>> start

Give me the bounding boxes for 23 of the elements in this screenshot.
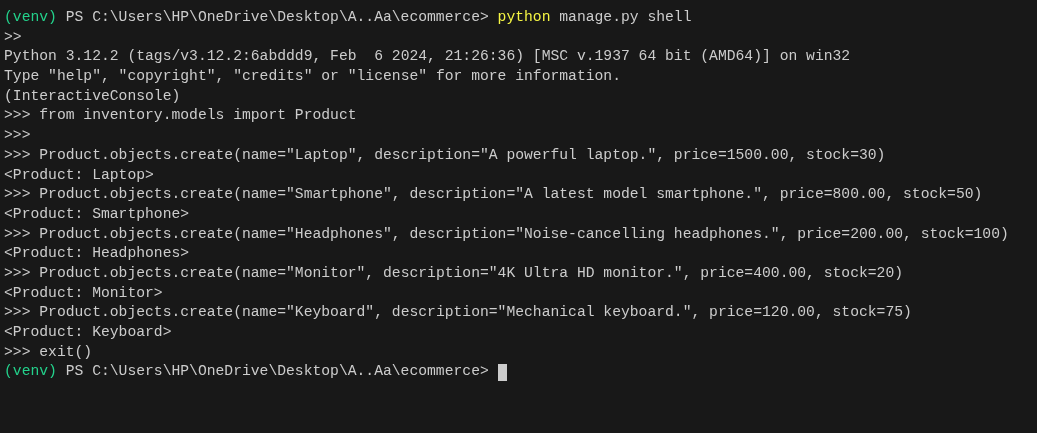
venv-label: (venv) — [4, 8, 57, 27]
console-line: >>> Product.objects.create(name="Monitor", description="4K Ultra HD monitor.", price=400.00, stock=20) — [4, 263, 904, 283]
console-line: Type "help", "copyright", "credits" or "license" for more information. — [4, 67, 621, 87]
console-line: Python 3.12.2 (tags/v3.12.2:6abddd9, Feb 6 2024, 21:26:36) [MSC v.1937 64 bit (AMD64)] on win32 — [4, 47, 851, 67]
console-line: >>> Product.objects.create(name="Keyboard", description="Mechanical keyboard.", price=120.00, stock=75) — [4, 303, 912, 323]
console-line: >>> Product.objects.create(name="Smartphone", description="A latest model smartphone.", price=800.00, stock=50) — [4, 185, 983, 205]
console-line: >>> Product.objects.create(name="Laptop", description="A powerful laptop.", price=1500.00, stock=30) — [4, 145, 886, 165]
console-line: <Product: Laptop> — [4, 165, 154, 185]
command-args: manage.py shell — [559, 8, 692, 27]
console-line: <Product: Monitor> — [4, 283, 163, 303]
command-name: python — [497, 8, 551, 27]
console-line: >>> exit() — [4, 342, 93, 362]
console-line: <Product: Keyboard> — [4, 323, 172, 342]
prompt-path: PS C:\Users\HP\OneDrive\Desktop\A..Aa\ecommerce> — [65, 362, 489, 382]
console-line: >>> Product.objects.create(name="Headphones", description="Noise-cancelling headphones.", price=200.00, stock=100) — [4, 224, 1009, 244]
console-line: <Product: Headphones> — [4, 244, 190, 264]
venv-label: (venv) — [4, 362, 57, 382]
console-line: >> — [4, 27, 22, 47]
console-line: <Product: Smartphone> — [4, 204, 190, 224]
prompt-path: PS C:\Users\HP\OneDrive\Desktop\A..Aa\ecommerce> — [65, 8, 489, 27]
console-line: >>> from inventory.models import Product — [4, 106, 357, 126]
console-line: >>> — [4, 126, 31, 146]
console-line: (InteractiveConsole) — [4, 86, 181, 106]
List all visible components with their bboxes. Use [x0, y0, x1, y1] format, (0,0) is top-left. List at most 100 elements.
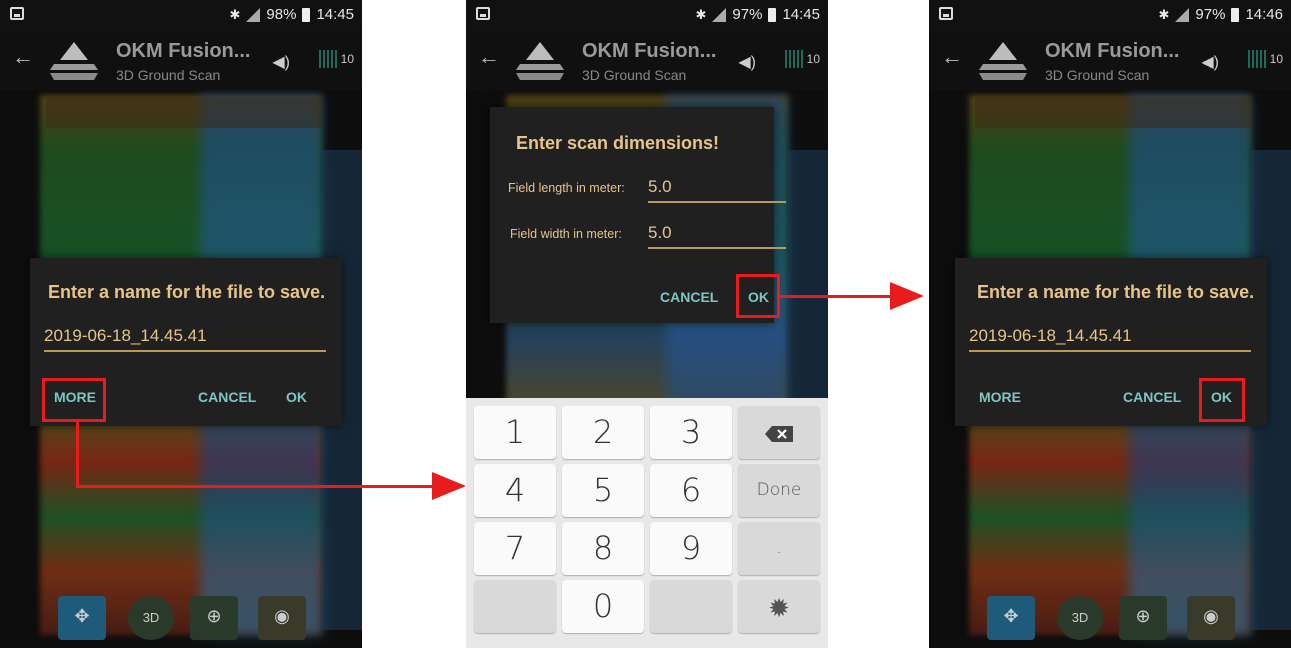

>> end

Rewrite the rows from the one containing "venv-label: (venv) — [4, 8, 57, 27]" down to the one containing "console-line: Python 3.12.2", changing "Ultra HD" to "Full HD" and leaving everything else as it is.

TASK ANSWER
venv-label: (venv) — [4, 8, 57, 27]
console-line: >>> Product.objects.create(name="Monitor", description="4K Full HD monitor.", price=400.00, stock=20) — [4, 263, 904, 283]
console-line: Type "help", "copyright", "credits" or "license" for more information. — [4, 67, 621, 87]
console-line: Python 3.12.2 (tags/v3.12.2:6abddd9, Feb 6 2024, 21:26:36) [MSC v.1937 64 bit (AMD64)] on win32 — [4, 47, 851, 67]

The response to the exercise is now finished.